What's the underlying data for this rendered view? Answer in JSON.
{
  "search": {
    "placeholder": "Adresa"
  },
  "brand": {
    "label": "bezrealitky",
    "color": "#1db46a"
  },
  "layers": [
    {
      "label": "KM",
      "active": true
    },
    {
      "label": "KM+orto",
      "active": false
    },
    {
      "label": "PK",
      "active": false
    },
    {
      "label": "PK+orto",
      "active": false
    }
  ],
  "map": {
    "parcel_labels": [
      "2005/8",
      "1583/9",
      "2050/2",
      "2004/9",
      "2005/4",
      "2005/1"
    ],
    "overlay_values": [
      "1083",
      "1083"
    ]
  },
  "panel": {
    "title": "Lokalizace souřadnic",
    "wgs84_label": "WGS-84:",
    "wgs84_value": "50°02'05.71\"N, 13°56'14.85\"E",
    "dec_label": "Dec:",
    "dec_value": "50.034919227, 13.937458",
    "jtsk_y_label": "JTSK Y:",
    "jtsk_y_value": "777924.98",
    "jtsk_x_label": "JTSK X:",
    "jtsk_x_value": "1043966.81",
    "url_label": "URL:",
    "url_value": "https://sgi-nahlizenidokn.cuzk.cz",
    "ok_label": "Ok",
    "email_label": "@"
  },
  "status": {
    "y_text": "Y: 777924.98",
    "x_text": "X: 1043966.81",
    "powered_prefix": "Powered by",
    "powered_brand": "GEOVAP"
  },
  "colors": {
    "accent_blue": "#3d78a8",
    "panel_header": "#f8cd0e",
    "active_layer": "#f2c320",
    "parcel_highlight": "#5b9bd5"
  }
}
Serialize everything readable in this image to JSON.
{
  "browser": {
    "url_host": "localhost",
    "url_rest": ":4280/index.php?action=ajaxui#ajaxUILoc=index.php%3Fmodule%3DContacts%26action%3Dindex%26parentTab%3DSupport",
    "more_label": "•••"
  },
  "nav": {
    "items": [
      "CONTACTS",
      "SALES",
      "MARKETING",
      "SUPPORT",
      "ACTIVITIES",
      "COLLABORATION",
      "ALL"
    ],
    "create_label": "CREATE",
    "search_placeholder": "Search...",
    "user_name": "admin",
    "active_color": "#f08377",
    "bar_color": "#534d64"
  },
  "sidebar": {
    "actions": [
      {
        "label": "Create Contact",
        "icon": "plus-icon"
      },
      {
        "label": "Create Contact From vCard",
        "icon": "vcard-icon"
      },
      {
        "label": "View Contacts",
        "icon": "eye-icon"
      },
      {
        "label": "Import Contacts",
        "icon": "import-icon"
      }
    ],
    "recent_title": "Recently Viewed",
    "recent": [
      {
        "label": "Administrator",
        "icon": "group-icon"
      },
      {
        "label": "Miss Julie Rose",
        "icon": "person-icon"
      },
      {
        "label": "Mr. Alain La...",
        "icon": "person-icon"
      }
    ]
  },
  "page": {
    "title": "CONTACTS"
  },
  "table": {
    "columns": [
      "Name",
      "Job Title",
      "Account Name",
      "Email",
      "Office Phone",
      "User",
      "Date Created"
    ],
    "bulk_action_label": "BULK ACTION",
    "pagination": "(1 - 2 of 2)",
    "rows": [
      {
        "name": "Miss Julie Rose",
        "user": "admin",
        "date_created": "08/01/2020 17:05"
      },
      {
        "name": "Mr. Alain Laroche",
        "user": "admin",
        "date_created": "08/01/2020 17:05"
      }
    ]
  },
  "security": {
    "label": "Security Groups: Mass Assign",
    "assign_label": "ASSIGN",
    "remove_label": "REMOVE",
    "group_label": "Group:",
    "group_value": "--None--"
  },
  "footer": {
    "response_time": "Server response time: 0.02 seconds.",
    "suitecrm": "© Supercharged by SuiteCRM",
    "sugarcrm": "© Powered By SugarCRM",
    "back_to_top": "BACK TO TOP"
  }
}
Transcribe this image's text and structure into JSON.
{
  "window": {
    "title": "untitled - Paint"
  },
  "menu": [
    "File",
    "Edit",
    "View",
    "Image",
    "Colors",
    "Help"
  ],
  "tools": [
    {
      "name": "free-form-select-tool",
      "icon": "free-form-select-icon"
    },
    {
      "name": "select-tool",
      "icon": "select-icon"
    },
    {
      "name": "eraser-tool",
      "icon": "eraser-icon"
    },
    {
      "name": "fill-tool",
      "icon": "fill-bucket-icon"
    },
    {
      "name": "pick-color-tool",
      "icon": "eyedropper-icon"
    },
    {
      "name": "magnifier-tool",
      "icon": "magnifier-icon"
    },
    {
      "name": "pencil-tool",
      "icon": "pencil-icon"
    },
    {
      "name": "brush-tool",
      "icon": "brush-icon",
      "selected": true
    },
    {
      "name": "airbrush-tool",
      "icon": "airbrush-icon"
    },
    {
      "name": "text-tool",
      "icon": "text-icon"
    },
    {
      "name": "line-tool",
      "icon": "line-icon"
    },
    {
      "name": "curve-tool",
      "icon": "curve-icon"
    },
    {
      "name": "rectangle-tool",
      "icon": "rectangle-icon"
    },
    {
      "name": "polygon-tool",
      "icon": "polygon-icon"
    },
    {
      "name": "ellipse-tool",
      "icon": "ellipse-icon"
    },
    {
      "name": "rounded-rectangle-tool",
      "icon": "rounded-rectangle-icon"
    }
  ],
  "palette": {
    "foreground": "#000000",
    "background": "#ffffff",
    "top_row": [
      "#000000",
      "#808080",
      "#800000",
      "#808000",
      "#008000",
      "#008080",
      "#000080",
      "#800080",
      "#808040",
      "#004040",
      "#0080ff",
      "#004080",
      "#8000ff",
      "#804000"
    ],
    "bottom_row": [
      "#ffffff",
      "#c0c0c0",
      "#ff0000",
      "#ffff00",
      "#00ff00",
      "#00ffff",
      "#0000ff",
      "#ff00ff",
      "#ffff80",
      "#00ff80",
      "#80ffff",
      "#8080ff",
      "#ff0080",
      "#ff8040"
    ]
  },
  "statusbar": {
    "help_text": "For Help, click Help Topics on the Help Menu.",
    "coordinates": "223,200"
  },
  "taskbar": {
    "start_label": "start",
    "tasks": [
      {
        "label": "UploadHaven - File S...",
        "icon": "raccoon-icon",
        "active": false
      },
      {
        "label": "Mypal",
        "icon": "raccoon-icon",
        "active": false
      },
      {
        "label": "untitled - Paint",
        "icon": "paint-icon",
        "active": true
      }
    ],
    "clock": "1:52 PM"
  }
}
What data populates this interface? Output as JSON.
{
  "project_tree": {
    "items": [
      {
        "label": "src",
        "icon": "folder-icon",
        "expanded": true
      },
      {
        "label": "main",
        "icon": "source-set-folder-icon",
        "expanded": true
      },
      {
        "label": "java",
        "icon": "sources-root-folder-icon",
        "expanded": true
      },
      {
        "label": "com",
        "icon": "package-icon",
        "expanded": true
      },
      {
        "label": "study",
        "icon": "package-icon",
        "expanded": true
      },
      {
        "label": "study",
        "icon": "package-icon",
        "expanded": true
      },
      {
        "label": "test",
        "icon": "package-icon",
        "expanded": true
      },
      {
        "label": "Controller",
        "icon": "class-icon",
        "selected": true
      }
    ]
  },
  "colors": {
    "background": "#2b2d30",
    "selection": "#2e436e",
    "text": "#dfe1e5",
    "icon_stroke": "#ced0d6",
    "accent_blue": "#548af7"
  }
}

• • • •

WORK REQUIRED: Extract each record, keeping it identical to the original.

SOLUTION TO THIS EXERCISE:
What's the underlying data for this rendered view? Answer in JSON.
{
  "search": {
    "placeholder": "Adresa"
  },
  "brand": {
    "label": "bezrealitky",
    "color": "#1db46a"
  },
  "layers": [
    {
      "label": "KM",
      "active": true
    },
    {
      "label": "KM+orto",
      "active": false
    },
    {
      "label": "PK",
      "active": false
    },
    {
      "label": "PK+orto",
      "active": false
    }
  ],
  "map": {
    "parcel_labels": [
      "2005/8",
      "1583/9",
      "2050/2",
      "2004/9",
      "2005/4",
      "2005/1"
    ],
    "overlay_values": [
      "1083",
      "1083"
    ]
  },
  "panel": {
    "title": "Lokalizace souřadnic",
    "wgs84_label": "WGS-84:",
    "wgs84_value": "50°02'05.71\"N, 13°56'14.85\"E",
    "dec_label": "Dec:",
    "dec_value": "50.034919227, 13.937458",
    "jtsk_y_label": "JTSK Y:",
    "jtsk_y_value": "777924.98",
    "jtsk_x_label": "JTSK X:",
    "jtsk_x_value": "1043966.81",
    "url_label": "URL:",
    "url_value": "https://sgi-nahlizenidokn.cuzk.cz",
    "ok_label": "Ok",
    "email_label": "@"
  },
  "status": {
    "y_text": "Y: 777924.98",
    "x_text": "X: 1043966.81",
    "powered_prefix": "Powered by",
    "powered_brand": "GEOVAP"
  },
  "colors": {
    "accent_blue": "#3d78a8",
    "panel_header": "#f8cd0e",
    "active_layer": "#f2c320",
    "parcel_highlight": "#5b9bd5"
  }
}
Serialize everything readable in this image to JSON.
{
  "browser": {
    "url_host": "localhost",
    "url_rest": ":4280/index.php?action=ajaxui#ajaxUILoc=index.php%3Fmodule%3DContacts%26action%3Dindex%26parentTab%3DSupport",
    "more_label": "•••"
  },
  "nav": {
    "items": [
      "CONTACTS",
      "SALES",
      "MARKETING",
      "SUPPORT",
      "ACTIVITIES",
      "COLLABORATION",
      "ALL"
    ],
    "create_label": "CREATE",
    "search_placeholder": "Search...",
    "user_name": "admin",
    "active_color": "#f08377",
    "bar_color": "#534d64"
  },
  "sidebar": {
    "actions": [
      {
        "label": "Create Contact",
        "icon": "plus-icon"
      },
      {
        "label": "Create Contact From vCard",
        "icon": "vcard-icon"
      },
      {
        "label": "View Contacts",
        "icon": "eye-icon"
      },
      {
        "label": "Import Contacts",
        "icon": "import-icon"
      }
    ],
    "recent_title": "Recently Viewed",
    "recent": [
      {
        "label": "Administrator",
        "icon": "group-icon"
      },
      {
        "label": "Miss Julie Rose",
        "icon": "person-icon"
      },
      {
        "label": "Mr. Alain La...",
        "icon": "person-icon"
      }
    ]
  },
  "page": {
    "title": "CONTACTS"
  },
  "table": {
    "columns": [
      "Name",
      "Job Title",
      "Account Name",
      "Email",
      "Office Phone",
      "User",
      "Date Created"
    ],
    "bulk_action_label": "BULK ACTION",
    "pagination": "(1 - 2 of 2)",
    "rows": [
      {
        "name": "Miss Julie Rose",
        "user": "admin",
        "date_created": "08/01/2020 17:05"
      },
      {
        "name": "Mr. Alain Laroche",
        "user": "admin",
        "date_created": "08/01/2020 17:05"
      }
    ]
  },
  "security": {
    "label": "Security Groups: Mass Assign",
    "assign_label": "ASSIGN",
    "remove_label": "REMOVE",
    "group_label": "Group:",
    "group_value": "--None--"
  },
  "footer": {
    "response_time": "Server response time: 0.02 seconds.",
    "suitecrm": "© Supercharged by SuiteCRM",
    "sugarcrm": "© Powered By SugarCRM",
    "back_to_top": "BACK TO TOP"
  }
}
Transcribe this image's text and structure into JSON.
{
  "window": {
    "title": "untitled - Paint"
  },
  "menu": [
    "File",
    "Edit",
    "View",
    "Image",
    "Colors",
    "Help"
  ],
  "tools": [
    {
      "name": "free-form-select-tool",
      "icon": "free-form-select-icon"
    },
    {
      "name": "select-tool",
      "icon": "select-icon"
    },
    {
      "name": "eraser-tool",
      "icon": "eraser-icon"
    },
    {
      "name": "fill-tool",
      "icon": "fill-bucket-icon"
    },
    {
      "name": "pick-color-tool",
      "icon": "eyedropper-icon"
    },
    {
      "name": "magnifier-tool",
      "icon": "magnifier-icon"
    },
    {
      "name": "pencil-tool",
      "icon": "pencil-icon"
    },
    {
      "name": "brush-tool",
      "icon": "brush-icon",
      "selected": true
    },
    {
      "name": "airbrush-tool",
      "icon": "airbrush-icon"
    },
    {
      "name": "text-tool",
      "icon": "text-icon"
    },
    {
      "name": "line-tool",
      "icon": "line-icon"
    },
    {
      "name": "curve-tool",
      "icon": "curve-icon"
    },
    {
      "name": "rectangle-tool",
      "icon": "rectangle-icon"
    },
    {
      "name": "polygon-tool",
      "icon": "polygon-icon"
    },
    {
      "name": "ellipse-tool",
      "icon": "ellipse-icon"
    },
    {
      "name": "rounded-rectangle-tool",
      "icon": "rounded-rectangle-icon"
    }
  ],
  "palette": {
    "foreground": "#000000",
    "background": "#ffffff",
    "top_row": [
      "#000000",
      "#808080",
      "#800000",
      "#808000",
      "#008000",
      "#008080",
      "#000080",
      "#800080",
      "#808040",
      "#004040",
      "#0080ff",
      "#004080",
      "#8000ff",
      "#804000"
    ],
    "bottom_row": [
      "#ffffff",
      "#c0c0c0",
      "#ff0000",
      "#ffff00",
      "#00ff00",
      "#00ffff",
      "#0000ff",
      "#ff00ff",
      "#ffff80",
      "#00ff80",
      "#80ffff",
      "#8080ff",
      "#ff0080",
      "#ff8040"
    ]
  },
  "statusbar": {
    "help_text": "For Help, click Help Topics on the Help Menu.",
    "coordinates": "223,200"
  },
  "taskbar": {
    "start_label": "start",
    "tasks": [
      {
        "label": "UploadHaven - File S...",
        "icon": "raccoon-icon",
        "active": false
      },
      {
        "label": "Mypal",
        "icon": "raccoon-icon",
        "active": false
      },
      {
        "label": "untitled - Paint",
        "icon": "paint-icon",
        "active": true
      }
    ],
    "clock": "1:52 PM"
  }
}
What data populates this interface? Output as JSON.
{
  "project_tree": {
    "items": [
      {
        "label": "src",
        "icon": "folder-icon",
        "expanded": true
      },
      {
        "label": "main",
        "icon": "source-set-folder-icon",
        "expanded": true
      },
      {
        "label": "java",
        "icon": "sources-root-folder-icon",
        "expanded": true
      },
      {
        "label": "com",
        "icon": "package-icon",
        "expanded": true
      },
      {
        "label": "study",
        "icon": "package-icon",
        "expanded": true
      },
      {
        "label": "study",
        "icon": "package-icon",
        "expanded": true
      },
      {
        "label": "test",
        "icon": "package-icon",
        "expanded": true
      },
      {
        "label": "Controller",
        "icon": "class-icon",
        "selected": true
      }
    ]
  },
  "colors": {
    "background": "#2b2d30",
    "selection": "#2e436e",
    "text": "#dfe1e5",
    "icon_stroke": "#ced0d6",
    "accent_blue": "#548af7"
  }
}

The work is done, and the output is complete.